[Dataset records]
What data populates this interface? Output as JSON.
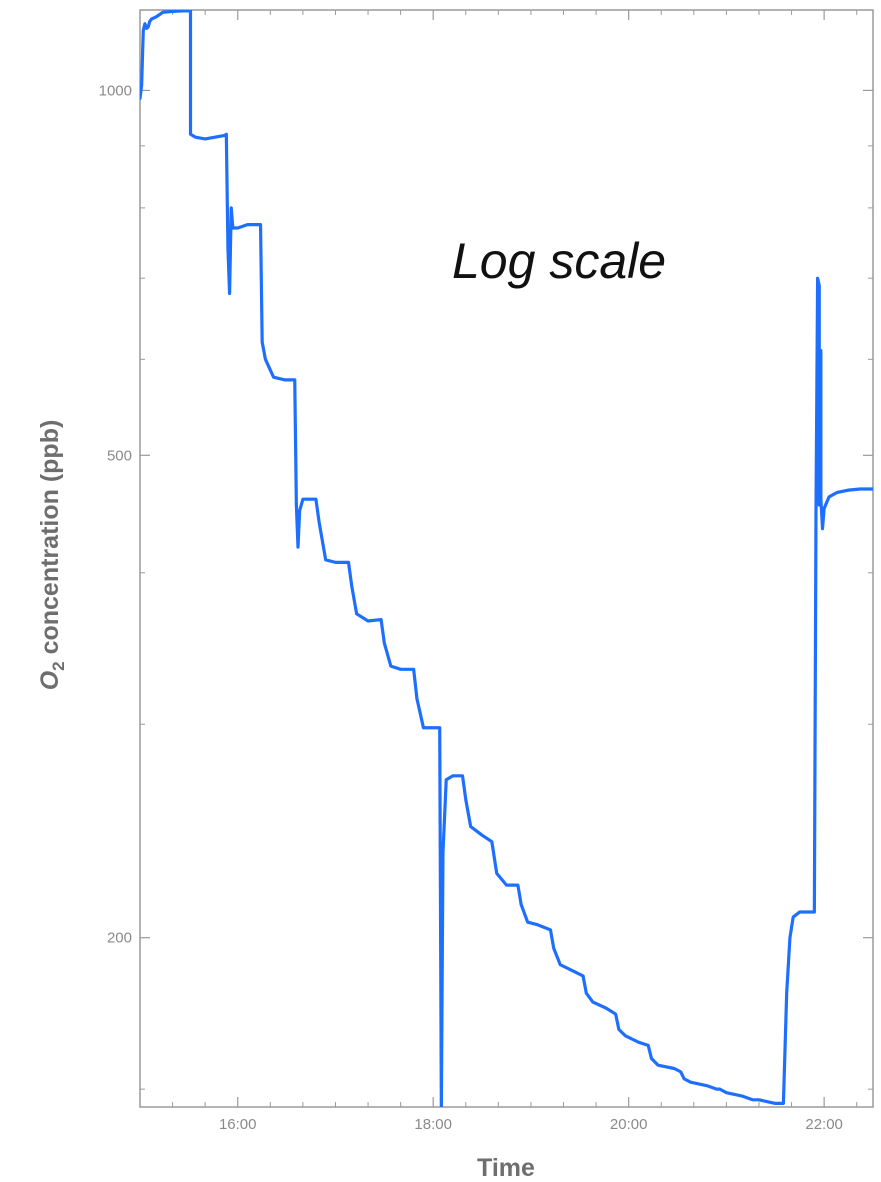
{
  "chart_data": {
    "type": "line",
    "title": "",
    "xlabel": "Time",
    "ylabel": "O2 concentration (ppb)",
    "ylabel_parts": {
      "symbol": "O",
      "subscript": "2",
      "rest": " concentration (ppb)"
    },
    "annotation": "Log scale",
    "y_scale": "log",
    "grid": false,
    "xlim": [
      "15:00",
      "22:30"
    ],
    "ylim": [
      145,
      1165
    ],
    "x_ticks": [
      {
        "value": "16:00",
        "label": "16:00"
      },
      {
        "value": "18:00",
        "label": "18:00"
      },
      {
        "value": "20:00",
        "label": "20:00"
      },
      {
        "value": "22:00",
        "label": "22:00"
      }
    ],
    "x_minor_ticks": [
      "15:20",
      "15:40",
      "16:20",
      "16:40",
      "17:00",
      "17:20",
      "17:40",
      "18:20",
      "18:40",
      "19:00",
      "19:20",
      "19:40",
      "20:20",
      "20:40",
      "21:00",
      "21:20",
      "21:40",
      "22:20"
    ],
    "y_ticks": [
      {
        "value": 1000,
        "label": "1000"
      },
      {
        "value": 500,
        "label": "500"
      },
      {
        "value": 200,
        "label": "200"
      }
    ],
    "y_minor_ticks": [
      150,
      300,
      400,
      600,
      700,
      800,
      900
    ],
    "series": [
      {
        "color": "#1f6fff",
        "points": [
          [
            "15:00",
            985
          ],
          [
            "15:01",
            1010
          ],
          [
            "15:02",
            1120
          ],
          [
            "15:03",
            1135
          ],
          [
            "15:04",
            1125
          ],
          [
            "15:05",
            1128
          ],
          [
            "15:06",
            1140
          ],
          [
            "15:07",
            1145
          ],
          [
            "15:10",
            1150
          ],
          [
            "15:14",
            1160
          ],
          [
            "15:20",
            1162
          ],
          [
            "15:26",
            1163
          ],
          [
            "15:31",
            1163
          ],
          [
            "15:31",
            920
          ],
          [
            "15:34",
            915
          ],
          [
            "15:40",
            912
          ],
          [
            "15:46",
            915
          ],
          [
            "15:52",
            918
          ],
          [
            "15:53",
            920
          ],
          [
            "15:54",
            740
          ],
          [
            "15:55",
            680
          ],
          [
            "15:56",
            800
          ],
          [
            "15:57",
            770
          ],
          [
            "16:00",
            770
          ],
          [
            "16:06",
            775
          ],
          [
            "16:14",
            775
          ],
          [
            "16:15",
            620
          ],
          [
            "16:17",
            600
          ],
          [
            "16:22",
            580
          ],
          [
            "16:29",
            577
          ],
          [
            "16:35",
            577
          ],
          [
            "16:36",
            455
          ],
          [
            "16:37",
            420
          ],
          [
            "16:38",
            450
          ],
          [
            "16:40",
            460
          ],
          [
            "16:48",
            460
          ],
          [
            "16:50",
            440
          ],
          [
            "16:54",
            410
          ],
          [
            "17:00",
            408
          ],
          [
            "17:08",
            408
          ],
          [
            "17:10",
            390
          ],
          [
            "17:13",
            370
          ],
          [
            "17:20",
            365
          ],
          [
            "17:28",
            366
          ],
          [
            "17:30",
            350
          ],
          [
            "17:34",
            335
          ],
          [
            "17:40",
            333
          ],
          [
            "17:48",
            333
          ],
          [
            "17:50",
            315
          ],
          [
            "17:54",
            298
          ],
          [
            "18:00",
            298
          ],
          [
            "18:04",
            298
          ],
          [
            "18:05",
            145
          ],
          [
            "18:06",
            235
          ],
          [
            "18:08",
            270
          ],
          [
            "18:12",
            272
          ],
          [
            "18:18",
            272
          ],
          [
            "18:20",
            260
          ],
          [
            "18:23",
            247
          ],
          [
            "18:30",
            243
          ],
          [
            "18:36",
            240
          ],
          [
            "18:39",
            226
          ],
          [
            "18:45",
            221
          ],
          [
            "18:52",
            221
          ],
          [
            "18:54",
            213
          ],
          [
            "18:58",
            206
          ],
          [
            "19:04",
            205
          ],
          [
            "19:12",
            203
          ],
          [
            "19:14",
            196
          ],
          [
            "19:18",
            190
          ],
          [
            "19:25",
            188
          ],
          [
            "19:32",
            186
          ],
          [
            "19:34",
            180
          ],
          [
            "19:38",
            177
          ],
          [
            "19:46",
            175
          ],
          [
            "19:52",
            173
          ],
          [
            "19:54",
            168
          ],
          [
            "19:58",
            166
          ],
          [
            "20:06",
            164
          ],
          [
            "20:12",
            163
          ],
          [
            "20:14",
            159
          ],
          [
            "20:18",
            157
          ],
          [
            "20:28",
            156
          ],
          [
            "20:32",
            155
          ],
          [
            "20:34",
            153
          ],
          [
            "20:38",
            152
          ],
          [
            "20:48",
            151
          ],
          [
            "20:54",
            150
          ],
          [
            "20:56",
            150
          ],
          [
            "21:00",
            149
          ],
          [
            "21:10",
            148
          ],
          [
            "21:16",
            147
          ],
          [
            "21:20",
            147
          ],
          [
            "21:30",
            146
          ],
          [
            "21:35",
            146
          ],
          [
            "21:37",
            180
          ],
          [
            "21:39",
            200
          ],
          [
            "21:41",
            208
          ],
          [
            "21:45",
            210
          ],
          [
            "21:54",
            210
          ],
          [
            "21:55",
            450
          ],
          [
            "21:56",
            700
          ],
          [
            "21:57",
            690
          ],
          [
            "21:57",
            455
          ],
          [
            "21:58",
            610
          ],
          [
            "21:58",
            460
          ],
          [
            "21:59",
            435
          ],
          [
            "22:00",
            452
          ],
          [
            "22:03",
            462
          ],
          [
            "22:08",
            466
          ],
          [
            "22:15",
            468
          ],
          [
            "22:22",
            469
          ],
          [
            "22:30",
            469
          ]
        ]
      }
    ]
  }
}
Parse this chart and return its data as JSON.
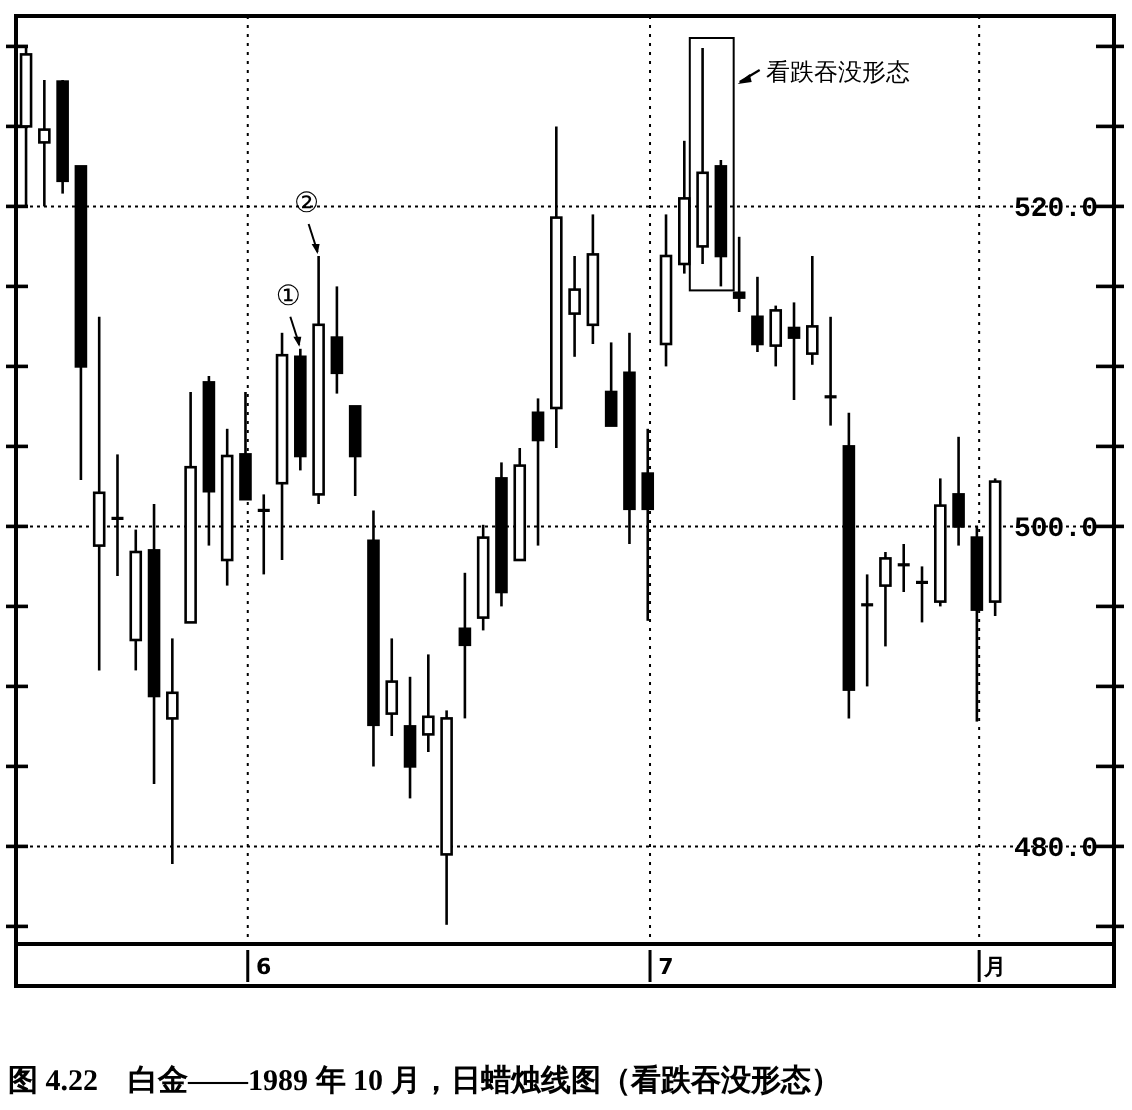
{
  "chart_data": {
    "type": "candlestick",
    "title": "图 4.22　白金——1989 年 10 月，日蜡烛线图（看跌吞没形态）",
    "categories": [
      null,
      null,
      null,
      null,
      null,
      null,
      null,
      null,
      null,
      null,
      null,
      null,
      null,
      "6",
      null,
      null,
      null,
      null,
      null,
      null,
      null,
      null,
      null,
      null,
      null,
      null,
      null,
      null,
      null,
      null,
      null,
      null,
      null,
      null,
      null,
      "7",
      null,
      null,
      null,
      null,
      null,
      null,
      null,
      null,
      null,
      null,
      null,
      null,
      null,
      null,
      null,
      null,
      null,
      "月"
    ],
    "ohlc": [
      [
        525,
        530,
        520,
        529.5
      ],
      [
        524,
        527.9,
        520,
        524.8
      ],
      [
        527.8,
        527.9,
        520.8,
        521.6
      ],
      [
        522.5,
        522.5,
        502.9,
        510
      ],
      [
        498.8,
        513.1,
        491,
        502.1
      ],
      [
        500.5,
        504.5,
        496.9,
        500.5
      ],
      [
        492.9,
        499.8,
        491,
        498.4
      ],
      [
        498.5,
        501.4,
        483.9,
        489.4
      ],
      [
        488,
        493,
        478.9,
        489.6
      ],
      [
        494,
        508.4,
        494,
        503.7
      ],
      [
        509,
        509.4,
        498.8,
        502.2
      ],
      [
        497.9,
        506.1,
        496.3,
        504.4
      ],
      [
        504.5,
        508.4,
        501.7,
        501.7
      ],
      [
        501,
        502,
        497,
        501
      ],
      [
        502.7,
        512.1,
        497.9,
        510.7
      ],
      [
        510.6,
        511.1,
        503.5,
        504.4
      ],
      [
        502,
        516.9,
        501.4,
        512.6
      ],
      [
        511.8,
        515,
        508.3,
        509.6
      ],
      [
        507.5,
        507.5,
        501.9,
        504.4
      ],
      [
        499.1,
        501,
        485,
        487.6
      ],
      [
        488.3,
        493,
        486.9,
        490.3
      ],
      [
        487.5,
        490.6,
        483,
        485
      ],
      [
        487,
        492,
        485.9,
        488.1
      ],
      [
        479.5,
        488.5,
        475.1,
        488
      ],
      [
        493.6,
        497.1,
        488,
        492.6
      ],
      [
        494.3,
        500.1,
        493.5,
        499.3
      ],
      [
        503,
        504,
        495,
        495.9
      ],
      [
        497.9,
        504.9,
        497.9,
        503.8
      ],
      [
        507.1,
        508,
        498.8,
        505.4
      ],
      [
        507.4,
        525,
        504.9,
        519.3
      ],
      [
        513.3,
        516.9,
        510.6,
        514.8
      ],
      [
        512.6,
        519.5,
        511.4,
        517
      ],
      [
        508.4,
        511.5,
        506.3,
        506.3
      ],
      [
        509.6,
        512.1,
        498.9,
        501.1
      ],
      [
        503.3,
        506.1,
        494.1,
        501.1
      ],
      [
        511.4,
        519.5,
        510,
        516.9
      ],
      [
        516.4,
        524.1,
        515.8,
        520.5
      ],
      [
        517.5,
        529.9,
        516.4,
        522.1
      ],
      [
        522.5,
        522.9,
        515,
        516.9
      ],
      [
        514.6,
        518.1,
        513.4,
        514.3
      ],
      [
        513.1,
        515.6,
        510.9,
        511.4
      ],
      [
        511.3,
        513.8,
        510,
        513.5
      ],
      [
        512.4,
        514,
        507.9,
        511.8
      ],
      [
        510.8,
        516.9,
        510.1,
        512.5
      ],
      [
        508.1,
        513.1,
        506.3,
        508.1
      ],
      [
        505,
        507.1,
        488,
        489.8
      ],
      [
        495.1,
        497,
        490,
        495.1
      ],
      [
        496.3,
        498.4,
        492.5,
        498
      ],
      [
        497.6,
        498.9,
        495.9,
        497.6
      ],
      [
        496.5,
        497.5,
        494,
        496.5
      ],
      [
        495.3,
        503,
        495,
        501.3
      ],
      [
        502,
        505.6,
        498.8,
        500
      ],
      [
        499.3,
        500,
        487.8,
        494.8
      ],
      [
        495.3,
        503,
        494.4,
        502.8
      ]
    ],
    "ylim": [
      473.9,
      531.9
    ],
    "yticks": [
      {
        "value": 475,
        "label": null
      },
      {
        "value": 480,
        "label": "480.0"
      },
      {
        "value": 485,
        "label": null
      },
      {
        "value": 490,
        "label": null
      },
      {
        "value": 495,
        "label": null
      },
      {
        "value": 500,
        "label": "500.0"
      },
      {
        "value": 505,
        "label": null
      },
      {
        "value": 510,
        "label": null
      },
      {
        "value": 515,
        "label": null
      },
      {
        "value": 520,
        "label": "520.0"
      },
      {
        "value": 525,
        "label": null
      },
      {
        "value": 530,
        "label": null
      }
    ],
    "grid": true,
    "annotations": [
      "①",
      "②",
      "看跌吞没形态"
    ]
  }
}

• PROBLEM REQUIREMENTS: Scan the material for lines with the word "title", and copy each line you find.

• RESULT FOR THIS EXERCISE:
    "title": "",
    "title": "图 4.22　白金——1989 年 10 月，日蜡烛线图（看跌吞没形态）",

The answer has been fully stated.